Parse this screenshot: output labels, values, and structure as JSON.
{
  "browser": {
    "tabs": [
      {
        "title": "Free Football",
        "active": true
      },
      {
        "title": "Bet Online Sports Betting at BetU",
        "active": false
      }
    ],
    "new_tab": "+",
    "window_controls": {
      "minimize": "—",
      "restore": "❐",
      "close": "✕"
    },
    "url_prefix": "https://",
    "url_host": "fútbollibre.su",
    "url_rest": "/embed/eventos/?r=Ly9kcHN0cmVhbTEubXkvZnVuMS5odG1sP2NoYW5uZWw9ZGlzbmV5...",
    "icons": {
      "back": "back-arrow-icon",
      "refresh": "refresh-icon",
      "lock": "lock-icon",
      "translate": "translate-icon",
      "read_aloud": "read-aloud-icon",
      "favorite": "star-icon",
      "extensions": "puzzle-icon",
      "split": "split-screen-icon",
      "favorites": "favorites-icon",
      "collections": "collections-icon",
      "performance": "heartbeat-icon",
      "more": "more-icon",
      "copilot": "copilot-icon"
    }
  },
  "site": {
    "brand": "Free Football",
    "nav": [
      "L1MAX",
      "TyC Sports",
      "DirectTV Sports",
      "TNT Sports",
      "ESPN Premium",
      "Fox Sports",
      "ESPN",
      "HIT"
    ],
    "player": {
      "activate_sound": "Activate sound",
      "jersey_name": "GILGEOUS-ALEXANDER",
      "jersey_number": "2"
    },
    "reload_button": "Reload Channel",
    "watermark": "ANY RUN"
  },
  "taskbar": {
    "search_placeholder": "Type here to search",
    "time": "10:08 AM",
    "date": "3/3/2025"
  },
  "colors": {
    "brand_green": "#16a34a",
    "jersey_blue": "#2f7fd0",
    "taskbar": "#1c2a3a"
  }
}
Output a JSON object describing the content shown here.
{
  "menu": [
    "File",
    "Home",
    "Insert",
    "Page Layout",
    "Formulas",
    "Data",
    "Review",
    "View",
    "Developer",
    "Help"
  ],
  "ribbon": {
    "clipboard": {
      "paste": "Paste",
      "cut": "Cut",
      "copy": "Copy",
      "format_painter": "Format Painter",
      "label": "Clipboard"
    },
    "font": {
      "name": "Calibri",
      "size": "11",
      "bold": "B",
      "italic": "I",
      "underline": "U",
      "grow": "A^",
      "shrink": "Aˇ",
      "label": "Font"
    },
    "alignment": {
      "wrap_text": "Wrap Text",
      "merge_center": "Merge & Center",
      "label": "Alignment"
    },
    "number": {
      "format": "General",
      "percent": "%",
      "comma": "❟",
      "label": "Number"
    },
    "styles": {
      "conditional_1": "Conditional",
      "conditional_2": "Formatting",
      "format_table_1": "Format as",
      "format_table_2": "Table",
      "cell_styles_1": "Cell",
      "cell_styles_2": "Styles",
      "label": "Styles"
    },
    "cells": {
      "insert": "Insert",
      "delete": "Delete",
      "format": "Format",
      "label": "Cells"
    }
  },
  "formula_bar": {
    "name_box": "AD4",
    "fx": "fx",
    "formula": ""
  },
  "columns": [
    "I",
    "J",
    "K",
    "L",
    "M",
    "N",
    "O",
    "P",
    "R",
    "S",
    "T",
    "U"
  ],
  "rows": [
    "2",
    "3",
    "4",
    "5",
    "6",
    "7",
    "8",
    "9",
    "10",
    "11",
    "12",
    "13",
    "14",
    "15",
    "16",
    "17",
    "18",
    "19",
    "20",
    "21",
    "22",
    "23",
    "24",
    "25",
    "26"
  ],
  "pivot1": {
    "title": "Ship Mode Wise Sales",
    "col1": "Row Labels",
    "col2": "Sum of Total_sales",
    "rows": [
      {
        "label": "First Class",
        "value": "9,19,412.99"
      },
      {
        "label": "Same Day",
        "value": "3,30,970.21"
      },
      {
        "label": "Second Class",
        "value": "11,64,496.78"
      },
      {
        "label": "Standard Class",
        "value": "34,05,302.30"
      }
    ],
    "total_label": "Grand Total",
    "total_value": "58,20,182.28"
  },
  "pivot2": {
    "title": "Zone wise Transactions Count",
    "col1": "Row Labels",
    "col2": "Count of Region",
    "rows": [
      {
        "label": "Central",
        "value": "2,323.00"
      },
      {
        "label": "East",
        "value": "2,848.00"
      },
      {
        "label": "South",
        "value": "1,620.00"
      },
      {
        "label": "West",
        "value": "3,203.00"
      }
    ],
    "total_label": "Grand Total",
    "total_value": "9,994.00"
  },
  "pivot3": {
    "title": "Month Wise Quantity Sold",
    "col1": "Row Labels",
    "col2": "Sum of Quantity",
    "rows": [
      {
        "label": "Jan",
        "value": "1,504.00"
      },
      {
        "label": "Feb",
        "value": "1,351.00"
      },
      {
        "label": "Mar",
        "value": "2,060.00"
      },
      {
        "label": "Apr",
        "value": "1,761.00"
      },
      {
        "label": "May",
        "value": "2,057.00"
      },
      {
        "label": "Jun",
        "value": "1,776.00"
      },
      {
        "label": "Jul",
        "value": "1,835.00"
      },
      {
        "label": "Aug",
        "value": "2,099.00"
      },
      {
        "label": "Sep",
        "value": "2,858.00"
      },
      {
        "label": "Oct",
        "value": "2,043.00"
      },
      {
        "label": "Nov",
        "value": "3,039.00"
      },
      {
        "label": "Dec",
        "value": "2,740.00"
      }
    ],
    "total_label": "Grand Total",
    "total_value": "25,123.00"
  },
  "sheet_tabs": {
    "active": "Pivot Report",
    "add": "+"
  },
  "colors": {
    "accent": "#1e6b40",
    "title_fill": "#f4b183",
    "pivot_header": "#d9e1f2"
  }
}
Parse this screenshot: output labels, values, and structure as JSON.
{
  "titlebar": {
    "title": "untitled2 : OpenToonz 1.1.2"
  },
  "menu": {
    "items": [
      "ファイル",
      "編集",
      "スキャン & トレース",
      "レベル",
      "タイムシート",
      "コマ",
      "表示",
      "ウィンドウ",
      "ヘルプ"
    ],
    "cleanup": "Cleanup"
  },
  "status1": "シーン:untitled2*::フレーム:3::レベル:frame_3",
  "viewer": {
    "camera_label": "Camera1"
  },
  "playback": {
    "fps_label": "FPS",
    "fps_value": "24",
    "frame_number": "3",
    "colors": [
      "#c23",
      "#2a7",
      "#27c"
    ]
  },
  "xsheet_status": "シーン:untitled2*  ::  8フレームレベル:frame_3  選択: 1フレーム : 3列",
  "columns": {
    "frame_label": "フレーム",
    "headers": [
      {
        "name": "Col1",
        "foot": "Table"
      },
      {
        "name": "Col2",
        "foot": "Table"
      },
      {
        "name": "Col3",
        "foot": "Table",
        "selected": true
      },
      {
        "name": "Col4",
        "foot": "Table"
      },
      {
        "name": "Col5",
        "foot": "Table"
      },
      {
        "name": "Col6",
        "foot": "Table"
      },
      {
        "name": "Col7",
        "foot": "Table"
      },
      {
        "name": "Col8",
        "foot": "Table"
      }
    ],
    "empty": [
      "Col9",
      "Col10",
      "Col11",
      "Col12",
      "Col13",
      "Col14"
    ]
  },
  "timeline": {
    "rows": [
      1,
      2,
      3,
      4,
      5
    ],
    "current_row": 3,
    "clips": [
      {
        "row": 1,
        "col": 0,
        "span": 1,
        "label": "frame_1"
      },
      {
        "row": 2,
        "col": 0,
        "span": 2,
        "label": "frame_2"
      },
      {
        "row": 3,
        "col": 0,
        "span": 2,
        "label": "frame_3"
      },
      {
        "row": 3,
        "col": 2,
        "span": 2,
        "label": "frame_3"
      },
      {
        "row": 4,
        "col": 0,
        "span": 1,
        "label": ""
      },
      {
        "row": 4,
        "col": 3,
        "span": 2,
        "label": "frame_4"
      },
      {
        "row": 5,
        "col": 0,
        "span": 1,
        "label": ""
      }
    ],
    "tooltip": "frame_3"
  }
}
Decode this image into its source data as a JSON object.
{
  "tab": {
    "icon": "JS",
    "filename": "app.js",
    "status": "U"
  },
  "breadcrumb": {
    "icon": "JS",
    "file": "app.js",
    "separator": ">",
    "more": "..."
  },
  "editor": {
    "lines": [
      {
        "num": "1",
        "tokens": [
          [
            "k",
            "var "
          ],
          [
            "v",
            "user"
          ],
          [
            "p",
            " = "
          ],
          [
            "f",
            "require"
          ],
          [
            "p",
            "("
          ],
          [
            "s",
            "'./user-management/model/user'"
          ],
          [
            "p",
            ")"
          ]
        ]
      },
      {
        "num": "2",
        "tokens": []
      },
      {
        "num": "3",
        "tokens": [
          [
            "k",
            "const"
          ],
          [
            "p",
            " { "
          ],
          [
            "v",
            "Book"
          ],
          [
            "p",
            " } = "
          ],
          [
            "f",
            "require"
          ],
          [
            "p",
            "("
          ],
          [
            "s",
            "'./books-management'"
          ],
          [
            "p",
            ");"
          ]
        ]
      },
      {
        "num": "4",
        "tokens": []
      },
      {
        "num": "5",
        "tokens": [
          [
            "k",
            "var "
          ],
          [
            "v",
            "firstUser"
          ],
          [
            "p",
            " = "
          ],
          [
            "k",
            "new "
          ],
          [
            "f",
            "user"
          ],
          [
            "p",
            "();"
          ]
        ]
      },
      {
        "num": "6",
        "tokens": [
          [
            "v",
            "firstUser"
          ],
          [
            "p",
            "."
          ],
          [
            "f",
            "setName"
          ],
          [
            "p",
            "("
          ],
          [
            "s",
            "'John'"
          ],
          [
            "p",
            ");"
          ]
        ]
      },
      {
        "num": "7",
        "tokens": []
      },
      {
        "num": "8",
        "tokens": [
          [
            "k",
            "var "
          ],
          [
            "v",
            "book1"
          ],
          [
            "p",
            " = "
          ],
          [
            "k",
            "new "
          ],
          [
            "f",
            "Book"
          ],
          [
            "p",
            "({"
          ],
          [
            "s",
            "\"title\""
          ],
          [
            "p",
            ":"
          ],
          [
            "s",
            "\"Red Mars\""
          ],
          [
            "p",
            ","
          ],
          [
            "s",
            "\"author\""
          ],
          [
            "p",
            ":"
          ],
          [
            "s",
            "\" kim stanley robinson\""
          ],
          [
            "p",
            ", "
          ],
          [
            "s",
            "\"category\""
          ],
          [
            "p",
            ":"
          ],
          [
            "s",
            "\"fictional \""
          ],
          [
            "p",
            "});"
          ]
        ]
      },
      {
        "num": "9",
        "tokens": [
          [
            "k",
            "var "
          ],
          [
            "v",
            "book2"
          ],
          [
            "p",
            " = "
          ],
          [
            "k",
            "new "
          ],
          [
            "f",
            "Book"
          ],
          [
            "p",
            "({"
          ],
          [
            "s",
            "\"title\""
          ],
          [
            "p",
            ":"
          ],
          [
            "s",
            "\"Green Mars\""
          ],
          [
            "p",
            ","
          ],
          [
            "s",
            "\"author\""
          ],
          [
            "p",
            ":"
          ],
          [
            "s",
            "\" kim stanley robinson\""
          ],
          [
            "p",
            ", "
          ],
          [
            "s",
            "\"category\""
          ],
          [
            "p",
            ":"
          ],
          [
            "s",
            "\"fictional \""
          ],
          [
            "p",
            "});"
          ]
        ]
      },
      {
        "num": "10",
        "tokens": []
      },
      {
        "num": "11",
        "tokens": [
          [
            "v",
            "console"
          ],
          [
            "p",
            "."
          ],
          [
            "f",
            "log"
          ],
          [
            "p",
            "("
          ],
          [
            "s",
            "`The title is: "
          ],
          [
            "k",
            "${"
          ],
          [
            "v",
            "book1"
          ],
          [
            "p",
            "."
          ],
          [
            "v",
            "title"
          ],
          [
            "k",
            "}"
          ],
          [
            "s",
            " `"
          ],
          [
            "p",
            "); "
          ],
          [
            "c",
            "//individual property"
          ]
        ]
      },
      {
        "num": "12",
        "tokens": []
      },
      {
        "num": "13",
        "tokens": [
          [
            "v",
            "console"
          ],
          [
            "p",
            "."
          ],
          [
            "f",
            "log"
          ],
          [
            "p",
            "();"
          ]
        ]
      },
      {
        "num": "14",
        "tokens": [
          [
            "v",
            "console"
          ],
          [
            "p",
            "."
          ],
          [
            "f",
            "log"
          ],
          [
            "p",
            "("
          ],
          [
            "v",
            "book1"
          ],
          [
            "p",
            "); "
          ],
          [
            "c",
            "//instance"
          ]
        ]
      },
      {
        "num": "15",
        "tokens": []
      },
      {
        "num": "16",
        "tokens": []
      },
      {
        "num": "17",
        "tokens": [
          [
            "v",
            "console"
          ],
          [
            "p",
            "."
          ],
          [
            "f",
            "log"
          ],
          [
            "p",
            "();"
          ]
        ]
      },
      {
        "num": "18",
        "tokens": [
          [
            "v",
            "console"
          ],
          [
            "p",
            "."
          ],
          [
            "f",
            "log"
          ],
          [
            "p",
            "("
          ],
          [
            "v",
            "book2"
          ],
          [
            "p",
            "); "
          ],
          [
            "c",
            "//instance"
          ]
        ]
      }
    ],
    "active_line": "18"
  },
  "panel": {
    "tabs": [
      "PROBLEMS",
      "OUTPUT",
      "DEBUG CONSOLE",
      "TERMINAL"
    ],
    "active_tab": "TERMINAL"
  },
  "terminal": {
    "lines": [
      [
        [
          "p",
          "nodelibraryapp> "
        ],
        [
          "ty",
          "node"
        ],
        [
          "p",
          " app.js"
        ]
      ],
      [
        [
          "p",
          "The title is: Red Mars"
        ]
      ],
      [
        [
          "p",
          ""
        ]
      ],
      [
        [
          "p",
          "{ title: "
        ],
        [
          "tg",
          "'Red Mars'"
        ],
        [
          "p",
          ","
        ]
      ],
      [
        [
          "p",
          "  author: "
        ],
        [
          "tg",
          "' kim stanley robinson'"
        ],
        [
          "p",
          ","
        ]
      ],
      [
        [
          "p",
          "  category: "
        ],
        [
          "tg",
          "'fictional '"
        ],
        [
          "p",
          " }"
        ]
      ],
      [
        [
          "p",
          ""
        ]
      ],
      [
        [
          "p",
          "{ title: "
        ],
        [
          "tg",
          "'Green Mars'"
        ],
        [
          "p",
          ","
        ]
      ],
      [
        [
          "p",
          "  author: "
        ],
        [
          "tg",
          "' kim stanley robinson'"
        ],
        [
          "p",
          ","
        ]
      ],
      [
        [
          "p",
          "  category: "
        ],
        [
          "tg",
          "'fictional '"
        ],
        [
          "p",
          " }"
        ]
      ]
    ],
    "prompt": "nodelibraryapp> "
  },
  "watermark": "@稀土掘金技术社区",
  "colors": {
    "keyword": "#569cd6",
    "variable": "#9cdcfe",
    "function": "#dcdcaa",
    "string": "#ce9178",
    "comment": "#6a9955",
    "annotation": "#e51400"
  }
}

####

PROBLEM TO WORK ON → Among the entries above, identify all lines with "Class" and copy them.

RESULT OF THIS EXERCISE →
        "label": "First Class",
        "label": "Second Class",
        "label": "Standard Class",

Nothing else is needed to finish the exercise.